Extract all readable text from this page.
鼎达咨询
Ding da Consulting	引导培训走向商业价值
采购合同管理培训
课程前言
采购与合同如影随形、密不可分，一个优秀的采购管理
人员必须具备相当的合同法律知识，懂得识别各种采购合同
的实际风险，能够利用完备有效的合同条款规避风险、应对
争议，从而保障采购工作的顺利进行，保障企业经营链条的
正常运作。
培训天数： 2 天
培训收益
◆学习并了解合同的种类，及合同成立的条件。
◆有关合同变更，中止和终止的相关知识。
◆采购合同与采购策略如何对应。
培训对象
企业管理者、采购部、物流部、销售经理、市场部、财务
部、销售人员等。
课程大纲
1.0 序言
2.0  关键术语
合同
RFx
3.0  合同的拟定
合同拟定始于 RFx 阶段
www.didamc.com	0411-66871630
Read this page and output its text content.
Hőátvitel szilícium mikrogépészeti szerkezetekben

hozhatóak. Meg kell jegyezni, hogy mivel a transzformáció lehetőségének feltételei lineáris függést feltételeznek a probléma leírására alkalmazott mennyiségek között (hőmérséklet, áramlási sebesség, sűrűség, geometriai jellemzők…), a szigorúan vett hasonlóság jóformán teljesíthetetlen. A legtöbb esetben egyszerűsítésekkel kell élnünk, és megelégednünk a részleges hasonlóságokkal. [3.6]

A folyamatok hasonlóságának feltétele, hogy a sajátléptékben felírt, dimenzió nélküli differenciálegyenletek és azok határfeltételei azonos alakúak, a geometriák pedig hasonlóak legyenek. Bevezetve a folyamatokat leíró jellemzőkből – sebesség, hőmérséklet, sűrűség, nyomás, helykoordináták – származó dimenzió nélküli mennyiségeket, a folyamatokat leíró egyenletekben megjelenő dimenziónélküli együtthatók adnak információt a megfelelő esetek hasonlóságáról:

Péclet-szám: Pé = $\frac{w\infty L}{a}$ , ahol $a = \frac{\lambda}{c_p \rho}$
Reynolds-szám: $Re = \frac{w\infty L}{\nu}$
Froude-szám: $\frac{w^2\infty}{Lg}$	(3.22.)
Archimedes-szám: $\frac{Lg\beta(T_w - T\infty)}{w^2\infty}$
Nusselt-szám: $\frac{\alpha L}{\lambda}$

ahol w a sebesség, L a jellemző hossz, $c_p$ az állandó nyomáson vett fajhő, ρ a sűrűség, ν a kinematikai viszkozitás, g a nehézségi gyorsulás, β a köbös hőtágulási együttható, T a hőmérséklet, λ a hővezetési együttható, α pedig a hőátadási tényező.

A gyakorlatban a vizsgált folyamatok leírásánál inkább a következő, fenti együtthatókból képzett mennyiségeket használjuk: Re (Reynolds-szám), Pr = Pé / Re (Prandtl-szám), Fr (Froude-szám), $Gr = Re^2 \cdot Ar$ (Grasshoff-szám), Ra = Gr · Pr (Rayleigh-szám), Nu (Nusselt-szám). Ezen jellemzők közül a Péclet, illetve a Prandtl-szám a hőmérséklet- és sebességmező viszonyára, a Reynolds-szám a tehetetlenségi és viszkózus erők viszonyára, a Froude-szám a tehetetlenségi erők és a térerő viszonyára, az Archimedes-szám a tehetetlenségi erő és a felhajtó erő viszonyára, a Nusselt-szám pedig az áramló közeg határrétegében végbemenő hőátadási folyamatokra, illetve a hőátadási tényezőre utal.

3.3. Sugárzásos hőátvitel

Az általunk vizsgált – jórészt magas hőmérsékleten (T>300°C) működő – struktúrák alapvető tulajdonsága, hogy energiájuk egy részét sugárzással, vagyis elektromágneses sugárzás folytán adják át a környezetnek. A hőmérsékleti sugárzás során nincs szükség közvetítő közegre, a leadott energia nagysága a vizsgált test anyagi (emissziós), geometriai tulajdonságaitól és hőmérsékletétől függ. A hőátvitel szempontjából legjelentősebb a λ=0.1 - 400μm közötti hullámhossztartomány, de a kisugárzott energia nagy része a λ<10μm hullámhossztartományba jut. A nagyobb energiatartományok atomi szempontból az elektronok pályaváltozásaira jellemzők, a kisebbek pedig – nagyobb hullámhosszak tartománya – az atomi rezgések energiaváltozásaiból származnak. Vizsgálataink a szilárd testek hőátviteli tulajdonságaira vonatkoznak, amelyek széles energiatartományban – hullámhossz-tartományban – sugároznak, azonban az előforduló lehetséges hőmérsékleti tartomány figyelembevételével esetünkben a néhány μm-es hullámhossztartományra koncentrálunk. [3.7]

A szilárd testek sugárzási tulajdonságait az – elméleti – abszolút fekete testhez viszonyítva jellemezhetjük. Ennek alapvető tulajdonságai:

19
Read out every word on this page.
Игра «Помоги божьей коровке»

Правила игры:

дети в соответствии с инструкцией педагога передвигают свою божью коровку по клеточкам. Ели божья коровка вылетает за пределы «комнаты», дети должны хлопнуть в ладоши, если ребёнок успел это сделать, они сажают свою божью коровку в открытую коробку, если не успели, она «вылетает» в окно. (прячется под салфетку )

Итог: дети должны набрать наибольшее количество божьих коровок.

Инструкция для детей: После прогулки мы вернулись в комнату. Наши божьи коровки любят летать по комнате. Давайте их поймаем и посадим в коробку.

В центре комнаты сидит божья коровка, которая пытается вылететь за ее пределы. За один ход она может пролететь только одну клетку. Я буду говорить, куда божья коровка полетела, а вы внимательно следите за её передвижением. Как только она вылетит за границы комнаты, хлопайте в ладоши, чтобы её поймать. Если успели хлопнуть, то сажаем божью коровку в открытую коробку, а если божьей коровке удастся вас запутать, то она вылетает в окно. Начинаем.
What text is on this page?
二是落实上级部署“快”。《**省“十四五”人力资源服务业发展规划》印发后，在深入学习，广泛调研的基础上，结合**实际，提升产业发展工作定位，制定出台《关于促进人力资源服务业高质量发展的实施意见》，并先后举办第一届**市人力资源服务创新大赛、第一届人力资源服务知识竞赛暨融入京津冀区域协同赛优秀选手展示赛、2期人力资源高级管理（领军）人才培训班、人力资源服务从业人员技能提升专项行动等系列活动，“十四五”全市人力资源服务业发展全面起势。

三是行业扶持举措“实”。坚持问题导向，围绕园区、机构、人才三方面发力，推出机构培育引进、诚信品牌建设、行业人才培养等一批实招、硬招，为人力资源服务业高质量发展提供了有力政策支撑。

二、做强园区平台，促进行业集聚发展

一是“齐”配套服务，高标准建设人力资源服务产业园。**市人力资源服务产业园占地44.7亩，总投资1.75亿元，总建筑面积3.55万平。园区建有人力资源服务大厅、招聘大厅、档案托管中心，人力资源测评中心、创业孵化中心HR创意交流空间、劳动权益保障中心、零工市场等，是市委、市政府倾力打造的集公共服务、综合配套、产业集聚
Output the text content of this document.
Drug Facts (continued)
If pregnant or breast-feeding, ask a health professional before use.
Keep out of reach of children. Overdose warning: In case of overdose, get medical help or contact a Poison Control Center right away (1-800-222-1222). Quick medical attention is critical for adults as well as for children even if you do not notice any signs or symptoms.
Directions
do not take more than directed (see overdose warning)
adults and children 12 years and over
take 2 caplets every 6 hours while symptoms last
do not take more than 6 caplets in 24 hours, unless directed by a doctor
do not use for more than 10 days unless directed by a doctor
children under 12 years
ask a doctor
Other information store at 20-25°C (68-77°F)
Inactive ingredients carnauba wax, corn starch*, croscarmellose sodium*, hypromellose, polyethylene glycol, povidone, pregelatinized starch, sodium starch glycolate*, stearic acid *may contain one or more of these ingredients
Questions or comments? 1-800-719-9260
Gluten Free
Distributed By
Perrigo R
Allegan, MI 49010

PROBLEM STATEMENT »
Report each line of the material above where the word "text" appears.

ANSWER FOR THE TASK »
Extract all readable text from this page.
Read this page and output its text content.
What text is on this page?
Output the text content of this document.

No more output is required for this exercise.